▸ YOUR ASSIGNMENT
Determine how many lines in the records that follow hold the string "Trigliseridler". Only that number should be returned.

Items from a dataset
Content starts

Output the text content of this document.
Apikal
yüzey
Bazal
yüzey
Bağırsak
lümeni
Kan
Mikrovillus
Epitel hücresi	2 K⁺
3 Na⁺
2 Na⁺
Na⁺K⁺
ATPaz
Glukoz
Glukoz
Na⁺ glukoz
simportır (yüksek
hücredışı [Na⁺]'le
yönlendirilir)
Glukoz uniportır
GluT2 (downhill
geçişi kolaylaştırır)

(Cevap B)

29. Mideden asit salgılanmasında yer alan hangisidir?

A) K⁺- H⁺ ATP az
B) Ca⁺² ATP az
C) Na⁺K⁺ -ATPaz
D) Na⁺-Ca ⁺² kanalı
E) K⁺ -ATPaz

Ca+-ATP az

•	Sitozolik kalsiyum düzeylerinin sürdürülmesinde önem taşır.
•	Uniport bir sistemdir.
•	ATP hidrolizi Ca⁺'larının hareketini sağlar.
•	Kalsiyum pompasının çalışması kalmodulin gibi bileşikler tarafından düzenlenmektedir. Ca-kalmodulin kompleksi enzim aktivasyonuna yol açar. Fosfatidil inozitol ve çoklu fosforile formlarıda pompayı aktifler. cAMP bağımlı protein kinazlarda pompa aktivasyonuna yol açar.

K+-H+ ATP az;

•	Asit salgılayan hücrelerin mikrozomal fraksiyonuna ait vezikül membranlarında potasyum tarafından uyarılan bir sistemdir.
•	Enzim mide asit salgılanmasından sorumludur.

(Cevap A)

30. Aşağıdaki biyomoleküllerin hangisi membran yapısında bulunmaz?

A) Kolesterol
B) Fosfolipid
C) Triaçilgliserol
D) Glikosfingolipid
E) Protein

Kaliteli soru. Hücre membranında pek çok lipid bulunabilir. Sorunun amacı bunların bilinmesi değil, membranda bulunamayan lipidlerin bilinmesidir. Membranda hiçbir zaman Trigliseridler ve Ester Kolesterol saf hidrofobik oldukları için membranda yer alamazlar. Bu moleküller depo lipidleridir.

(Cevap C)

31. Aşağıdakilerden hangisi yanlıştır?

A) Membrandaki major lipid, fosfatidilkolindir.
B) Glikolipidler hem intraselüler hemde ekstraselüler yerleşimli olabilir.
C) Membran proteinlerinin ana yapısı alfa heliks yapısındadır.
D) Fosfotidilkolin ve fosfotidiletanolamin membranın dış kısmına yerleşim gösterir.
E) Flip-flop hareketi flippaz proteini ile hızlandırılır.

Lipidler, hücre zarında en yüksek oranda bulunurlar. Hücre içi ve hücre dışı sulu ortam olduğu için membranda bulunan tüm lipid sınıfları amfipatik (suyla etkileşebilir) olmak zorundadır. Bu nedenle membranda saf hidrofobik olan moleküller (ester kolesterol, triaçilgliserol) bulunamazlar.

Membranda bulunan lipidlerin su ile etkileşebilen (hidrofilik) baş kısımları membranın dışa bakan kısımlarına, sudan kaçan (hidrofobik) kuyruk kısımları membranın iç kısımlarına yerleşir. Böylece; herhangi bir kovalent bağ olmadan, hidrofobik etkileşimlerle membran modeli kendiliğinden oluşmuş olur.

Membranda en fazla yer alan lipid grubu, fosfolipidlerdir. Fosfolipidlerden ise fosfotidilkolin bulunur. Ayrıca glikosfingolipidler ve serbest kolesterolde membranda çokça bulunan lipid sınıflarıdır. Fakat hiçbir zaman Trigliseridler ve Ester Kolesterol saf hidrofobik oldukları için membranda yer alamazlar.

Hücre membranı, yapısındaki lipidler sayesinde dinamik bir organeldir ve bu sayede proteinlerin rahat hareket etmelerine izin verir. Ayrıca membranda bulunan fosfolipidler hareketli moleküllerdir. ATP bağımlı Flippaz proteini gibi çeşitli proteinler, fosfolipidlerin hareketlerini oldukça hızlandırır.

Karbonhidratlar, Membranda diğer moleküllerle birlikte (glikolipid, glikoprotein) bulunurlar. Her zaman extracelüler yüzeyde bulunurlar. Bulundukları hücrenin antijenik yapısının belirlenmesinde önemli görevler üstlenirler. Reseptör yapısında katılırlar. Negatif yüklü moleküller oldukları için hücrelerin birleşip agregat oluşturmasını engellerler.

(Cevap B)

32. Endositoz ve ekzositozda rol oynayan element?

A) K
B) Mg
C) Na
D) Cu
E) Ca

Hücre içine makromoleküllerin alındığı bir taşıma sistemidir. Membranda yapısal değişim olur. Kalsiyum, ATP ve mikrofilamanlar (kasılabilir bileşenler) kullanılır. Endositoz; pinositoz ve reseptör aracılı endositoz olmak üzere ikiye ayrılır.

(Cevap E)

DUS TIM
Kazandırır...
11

Content ends

▸ TASK OUTPUT
2